### The problem
Copy out the lines that have "untuk" in them.

-- start of Dataset records --

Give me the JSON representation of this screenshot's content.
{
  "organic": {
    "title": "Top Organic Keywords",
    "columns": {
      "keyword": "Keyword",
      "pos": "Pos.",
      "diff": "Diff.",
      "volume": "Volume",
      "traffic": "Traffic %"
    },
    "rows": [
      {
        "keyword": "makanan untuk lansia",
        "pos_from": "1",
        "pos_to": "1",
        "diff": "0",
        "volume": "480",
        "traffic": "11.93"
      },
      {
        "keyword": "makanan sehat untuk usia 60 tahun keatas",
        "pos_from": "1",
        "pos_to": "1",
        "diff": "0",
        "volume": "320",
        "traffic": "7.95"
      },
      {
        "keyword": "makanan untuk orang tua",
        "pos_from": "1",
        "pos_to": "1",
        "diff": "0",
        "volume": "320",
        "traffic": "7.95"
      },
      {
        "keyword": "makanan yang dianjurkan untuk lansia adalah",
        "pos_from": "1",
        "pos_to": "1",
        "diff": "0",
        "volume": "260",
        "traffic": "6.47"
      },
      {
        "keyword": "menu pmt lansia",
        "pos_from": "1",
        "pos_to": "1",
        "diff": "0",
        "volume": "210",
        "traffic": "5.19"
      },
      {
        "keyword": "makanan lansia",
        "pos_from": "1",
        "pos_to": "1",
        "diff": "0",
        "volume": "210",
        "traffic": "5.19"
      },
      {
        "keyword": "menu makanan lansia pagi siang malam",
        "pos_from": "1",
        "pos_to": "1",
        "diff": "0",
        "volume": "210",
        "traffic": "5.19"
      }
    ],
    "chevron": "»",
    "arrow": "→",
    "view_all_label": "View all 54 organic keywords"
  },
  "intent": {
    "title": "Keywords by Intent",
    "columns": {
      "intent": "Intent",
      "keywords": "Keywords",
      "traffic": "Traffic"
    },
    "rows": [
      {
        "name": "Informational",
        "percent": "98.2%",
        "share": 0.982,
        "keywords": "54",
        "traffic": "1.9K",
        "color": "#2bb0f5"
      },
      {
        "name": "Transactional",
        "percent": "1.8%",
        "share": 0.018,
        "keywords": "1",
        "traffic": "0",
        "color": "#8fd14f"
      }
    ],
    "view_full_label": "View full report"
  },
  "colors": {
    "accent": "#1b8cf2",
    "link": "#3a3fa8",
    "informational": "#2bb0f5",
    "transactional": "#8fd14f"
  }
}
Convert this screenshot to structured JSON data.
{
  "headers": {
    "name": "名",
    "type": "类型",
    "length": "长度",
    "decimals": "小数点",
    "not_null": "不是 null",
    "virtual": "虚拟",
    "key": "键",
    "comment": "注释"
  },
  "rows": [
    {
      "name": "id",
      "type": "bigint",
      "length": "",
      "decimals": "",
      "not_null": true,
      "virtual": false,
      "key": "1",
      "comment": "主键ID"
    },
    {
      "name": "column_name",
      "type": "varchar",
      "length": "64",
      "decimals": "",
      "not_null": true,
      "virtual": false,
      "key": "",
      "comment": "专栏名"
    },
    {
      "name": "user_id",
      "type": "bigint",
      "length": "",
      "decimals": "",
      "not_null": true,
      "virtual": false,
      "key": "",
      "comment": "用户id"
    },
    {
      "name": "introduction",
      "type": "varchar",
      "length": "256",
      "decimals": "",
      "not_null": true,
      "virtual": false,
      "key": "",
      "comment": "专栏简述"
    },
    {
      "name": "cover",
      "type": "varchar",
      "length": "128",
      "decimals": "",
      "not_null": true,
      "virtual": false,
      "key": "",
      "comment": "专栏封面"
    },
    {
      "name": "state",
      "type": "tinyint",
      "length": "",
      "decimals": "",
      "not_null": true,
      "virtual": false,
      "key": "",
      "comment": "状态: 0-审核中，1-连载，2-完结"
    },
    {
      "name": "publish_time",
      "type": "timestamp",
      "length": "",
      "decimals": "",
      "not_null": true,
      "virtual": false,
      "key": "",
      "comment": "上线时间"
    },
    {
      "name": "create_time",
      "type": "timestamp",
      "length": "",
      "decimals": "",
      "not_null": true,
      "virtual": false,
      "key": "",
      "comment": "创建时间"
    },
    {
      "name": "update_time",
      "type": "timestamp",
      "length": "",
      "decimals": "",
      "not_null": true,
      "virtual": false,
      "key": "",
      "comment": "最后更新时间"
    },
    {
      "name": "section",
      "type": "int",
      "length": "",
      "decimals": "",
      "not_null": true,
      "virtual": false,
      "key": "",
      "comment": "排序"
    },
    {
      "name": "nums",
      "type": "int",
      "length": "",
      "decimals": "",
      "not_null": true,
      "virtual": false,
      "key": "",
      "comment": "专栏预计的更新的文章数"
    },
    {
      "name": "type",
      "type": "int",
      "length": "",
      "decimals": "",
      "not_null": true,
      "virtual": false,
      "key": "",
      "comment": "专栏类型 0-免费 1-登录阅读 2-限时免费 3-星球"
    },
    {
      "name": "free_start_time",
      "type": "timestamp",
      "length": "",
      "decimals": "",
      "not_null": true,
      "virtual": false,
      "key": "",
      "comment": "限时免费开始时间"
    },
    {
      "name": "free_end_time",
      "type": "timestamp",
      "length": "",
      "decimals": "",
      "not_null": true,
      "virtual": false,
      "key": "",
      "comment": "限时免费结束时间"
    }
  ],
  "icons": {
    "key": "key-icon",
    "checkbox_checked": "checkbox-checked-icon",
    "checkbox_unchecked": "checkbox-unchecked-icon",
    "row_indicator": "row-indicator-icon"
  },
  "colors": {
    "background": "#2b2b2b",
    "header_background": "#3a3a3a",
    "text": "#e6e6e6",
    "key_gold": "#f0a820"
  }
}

-- end of Dataset records --

### Solution
        "keyword": "makanan untuk lansia",
        "keyword": "makanan sehat untuk usia 60 tahun keatas",
        "keyword": "makanan untuk orang tua",
        "keyword": "makanan yang dianjurkan untuk lansia adalah",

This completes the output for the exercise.